DIRECTIONS:
Reproduce all of the listing below without alteration.

━━━━━ DATA SHOWN ━━━━━

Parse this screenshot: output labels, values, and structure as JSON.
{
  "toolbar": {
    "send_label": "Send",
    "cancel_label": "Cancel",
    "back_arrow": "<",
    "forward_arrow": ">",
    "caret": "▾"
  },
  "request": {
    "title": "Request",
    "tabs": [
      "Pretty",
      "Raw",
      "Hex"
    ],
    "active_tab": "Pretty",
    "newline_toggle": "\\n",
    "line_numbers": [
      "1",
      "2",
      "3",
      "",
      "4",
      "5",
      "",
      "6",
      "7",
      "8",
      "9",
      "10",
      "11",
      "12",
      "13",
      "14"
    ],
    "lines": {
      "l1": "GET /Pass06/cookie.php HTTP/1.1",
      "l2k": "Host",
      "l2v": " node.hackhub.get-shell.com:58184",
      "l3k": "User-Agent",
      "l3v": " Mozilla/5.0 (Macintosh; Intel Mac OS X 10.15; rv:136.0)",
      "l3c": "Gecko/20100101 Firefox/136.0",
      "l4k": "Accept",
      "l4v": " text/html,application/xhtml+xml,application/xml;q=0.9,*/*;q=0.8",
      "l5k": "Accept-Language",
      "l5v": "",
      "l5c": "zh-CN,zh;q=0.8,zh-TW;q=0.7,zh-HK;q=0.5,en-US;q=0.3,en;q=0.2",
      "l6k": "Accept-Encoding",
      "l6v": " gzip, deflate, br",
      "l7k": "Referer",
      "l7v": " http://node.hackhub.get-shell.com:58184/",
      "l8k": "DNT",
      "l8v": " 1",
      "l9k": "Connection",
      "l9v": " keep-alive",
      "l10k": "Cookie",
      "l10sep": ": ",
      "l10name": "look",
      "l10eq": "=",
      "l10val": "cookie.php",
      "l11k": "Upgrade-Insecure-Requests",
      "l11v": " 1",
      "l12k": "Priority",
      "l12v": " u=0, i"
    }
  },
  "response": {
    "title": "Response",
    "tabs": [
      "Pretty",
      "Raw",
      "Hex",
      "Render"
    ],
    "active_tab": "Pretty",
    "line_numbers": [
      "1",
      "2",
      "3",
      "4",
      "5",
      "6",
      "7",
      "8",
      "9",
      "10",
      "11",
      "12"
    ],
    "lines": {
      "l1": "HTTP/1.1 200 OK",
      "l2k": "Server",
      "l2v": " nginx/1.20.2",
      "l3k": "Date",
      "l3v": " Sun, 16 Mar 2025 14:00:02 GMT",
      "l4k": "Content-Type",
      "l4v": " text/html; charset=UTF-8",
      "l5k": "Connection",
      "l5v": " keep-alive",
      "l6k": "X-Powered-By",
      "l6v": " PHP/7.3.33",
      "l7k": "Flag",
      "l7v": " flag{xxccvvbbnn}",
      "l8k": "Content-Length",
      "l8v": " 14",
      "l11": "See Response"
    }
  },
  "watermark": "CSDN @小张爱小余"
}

━━━━━

CORRECT RESULT:
Parse this screenshot: output labels, values, and structure as JSON.
{
  "toolbar": {
    "send_label": "Send",
    "cancel_label": "Cancel",
    "back_arrow": "<",
    "forward_arrow": ">",
    "caret": "▾"
  },
  "request": {
    "title": "Request",
    "tabs": [
      "Pretty",
      "Raw",
      "Hex"
    ],
    "active_tab": "Pretty",
    "newline_toggle": "\\n",
    "line_numbers": [
      "1",
      "2",
      "3",
      "",
      "4",
      "5",
      "",
      "6",
      "7",
      "8",
      "9",
      "10",
      "11",
      "12",
      "13",
      "14"
    ],
    "lines": {
      "l1": "GET /Pass06/cookie.php HTTP/1.1",
      "l2k": "Host",
      "l2v": " node.hackhub.get-shell.com:58184",
      "l3k": "User-Agent",
      "l3v": " Mozilla/5.0 (Macintosh; Intel Mac OS X 10.15; rv:136.0)",
      "l3c": "Gecko/20100101 Firefox/136.0",
      "l4k": "Accept",
      "l4v": " text/html,application/xhtml+xml,application/xml;q=0.9,*/*;q=0.8",
      "l5k": "Accept-Language",
      "l5v": "",
      "l5c": "zh-CN,zh;q=0.8,zh-TW;q=0.7,zh-HK;q=0.5,en-US;q=0.3,en;q=0.2",
      "l6k": "Accept-Encoding",
      "l6v": " gzip, deflate, br",
      "l7k": "Referer",
      "l7v": " http://node.hackhub.get-shell.com:58184/",
      "l8k": "DNT",
      "l8v": " 1",
      "l9k": "Connection",
      "l9v": " keep-alive",
      "l10k": "Cookie",
      "l10sep": ": ",
      "l10name": "look",
      "l10eq": "=",
      "l10val": "cookie.php",
      "l11k": "Upgrade-Insecure-Requests",
      "l11v": " 1",
      "l12k": "Priority",
      "l12v": " u=0, i"
    }
  },
  "response": {
    "title": "Response",
    "tabs": [
      "Pretty",
      "Raw",
      "Hex",
      "Render"
    ],
    "active_tab": "Pretty",
    "line_numbers": [
      "1",
      "2",
      "3",
      "4",
      "5",
      "6",
      "7",
      "8",
      "9",
      "10",
      "11",
      "12"
    ],
    "lines": {
      "l1": "HTTP/1.1 200 OK",
      "l2k": "Server",
      "l2v": " nginx/1.20.2",
      "l3k": "Date",
      "l3v": " Sun, 16 Mar 2025 14:00:02 GMT",
      "l4k": "Content-Type",
      "l4v": " text/html; charset=UTF-8",
      "l5k": "Connection",
      "l5v": " keep-alive",
      "l6k": "X-Powered-By",
      "l6v": " PHP/7.3.33",
      "l7k": "Flag",
      "l7v": " flag{xxccvvbbnn}",
      "l8k": "Content-Length",
      "l8v": " 14",
      "l11": "See Response"
    }
  },
  "watermark": "CSDN @小张爱小余"
}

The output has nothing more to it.